Start of Record list

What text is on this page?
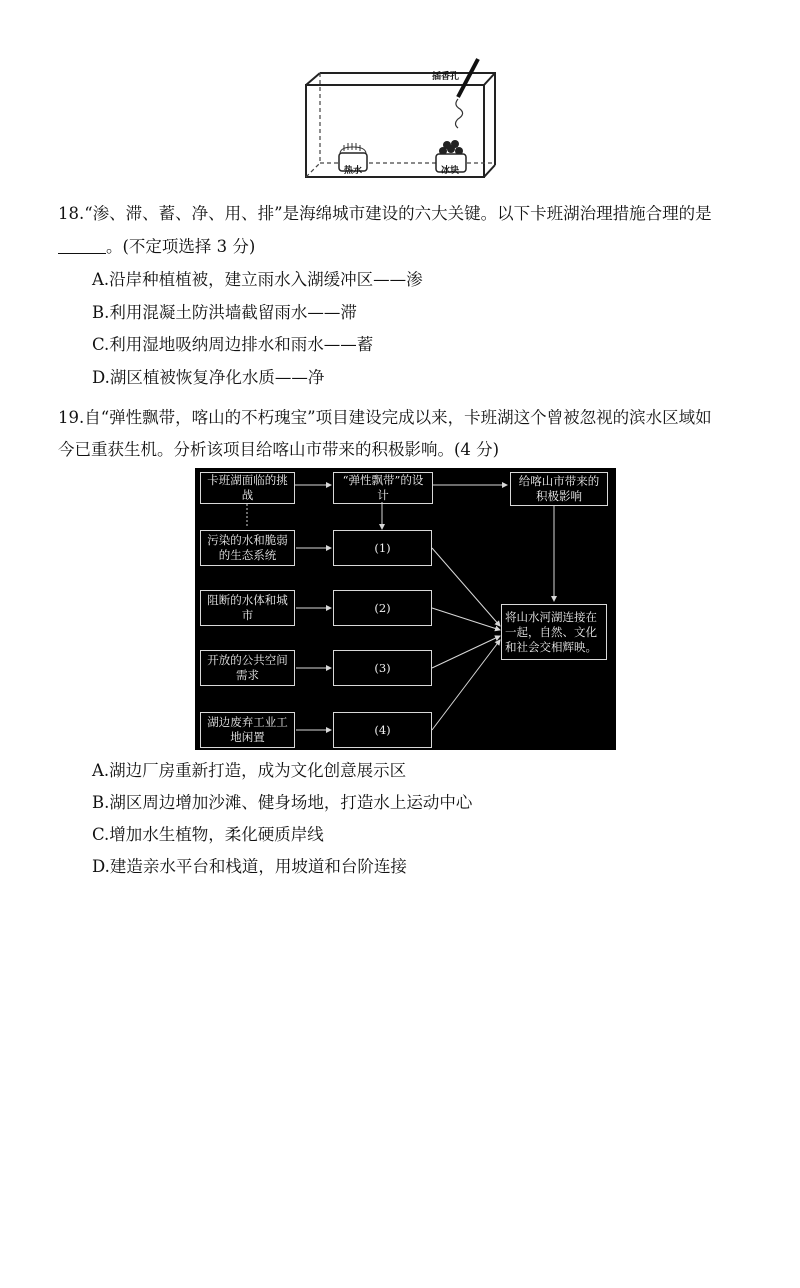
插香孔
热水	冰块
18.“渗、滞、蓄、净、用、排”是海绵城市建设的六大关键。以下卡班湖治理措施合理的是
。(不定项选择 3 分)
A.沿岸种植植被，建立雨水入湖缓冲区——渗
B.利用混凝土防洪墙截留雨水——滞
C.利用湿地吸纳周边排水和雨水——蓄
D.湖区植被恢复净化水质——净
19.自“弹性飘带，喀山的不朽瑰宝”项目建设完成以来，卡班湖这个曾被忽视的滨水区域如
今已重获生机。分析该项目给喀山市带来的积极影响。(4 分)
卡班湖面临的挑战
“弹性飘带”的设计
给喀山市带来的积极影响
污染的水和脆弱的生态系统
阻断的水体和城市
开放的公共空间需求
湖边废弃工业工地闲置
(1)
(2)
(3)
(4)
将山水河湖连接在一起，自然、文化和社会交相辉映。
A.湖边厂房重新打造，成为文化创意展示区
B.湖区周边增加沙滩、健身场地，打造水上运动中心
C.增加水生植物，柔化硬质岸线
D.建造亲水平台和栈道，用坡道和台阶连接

End of Record list
Start of Record list

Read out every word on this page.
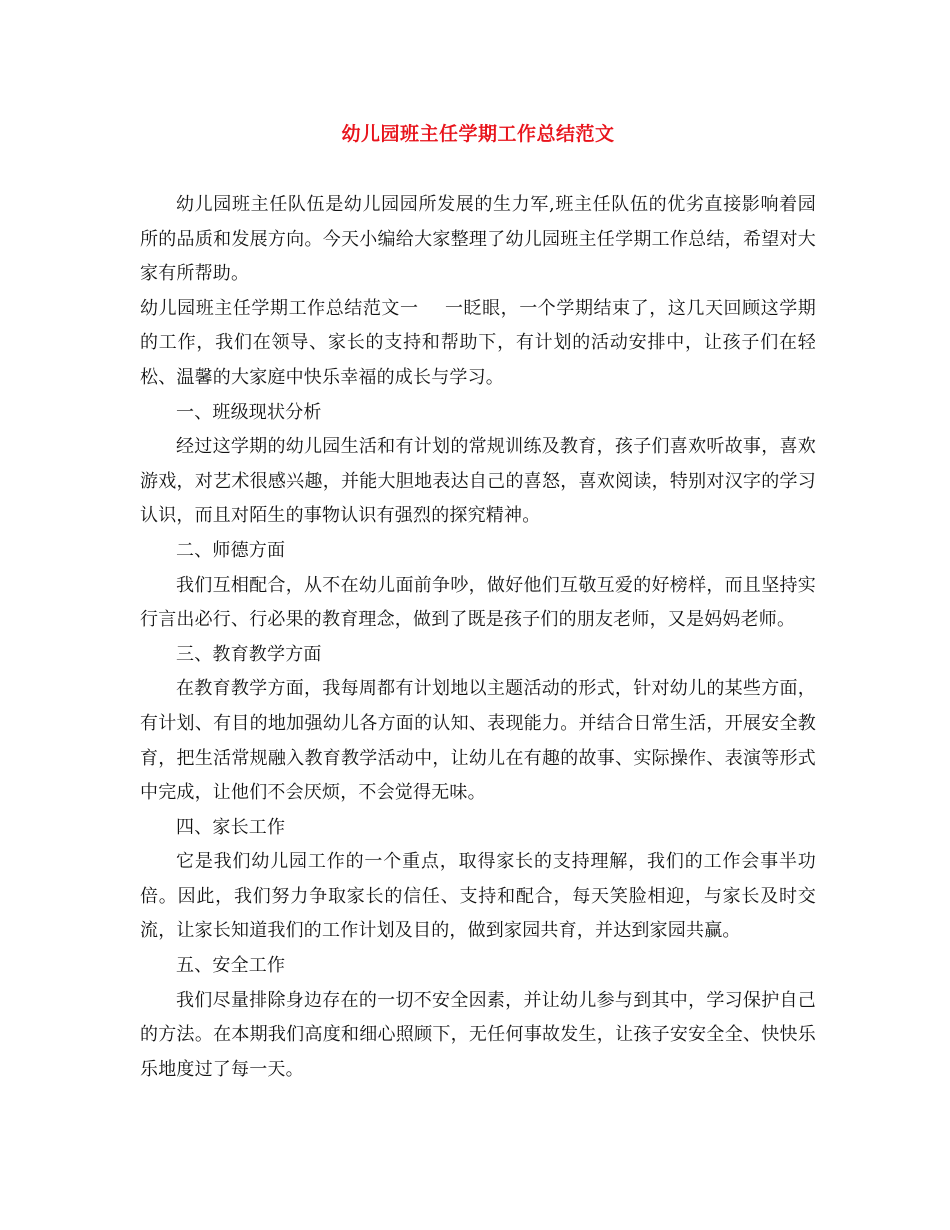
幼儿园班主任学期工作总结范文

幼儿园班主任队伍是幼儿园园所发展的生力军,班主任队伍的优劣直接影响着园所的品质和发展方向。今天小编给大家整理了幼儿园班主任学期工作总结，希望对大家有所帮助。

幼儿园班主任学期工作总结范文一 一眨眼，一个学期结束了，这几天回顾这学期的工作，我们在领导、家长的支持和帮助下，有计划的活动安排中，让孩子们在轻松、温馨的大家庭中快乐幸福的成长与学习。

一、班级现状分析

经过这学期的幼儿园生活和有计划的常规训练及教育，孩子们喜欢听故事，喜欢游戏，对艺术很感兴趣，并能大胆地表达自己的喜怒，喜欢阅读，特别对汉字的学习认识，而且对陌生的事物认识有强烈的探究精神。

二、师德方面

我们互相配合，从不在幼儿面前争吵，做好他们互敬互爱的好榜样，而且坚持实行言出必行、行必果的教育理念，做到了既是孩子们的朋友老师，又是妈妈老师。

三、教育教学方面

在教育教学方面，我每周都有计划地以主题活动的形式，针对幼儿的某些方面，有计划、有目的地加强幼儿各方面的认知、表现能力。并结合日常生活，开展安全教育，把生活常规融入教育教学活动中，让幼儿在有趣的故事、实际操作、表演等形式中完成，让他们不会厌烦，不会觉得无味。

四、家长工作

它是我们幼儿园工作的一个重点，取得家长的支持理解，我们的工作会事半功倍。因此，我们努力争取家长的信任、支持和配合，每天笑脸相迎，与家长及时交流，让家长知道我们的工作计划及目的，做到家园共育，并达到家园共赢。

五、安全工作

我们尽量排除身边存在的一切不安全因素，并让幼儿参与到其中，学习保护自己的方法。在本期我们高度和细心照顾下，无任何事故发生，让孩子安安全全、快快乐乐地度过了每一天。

End of Record list

- Problem:
Track down all lines above with the string "弹性飘带" and copy them.

- Correct result:
19.自“弹性飘带，喀山的不朽瑰宝”项目建设完成以来，卡班湖这个曾被忽视的滨水区域如
“弹性飘带”的设计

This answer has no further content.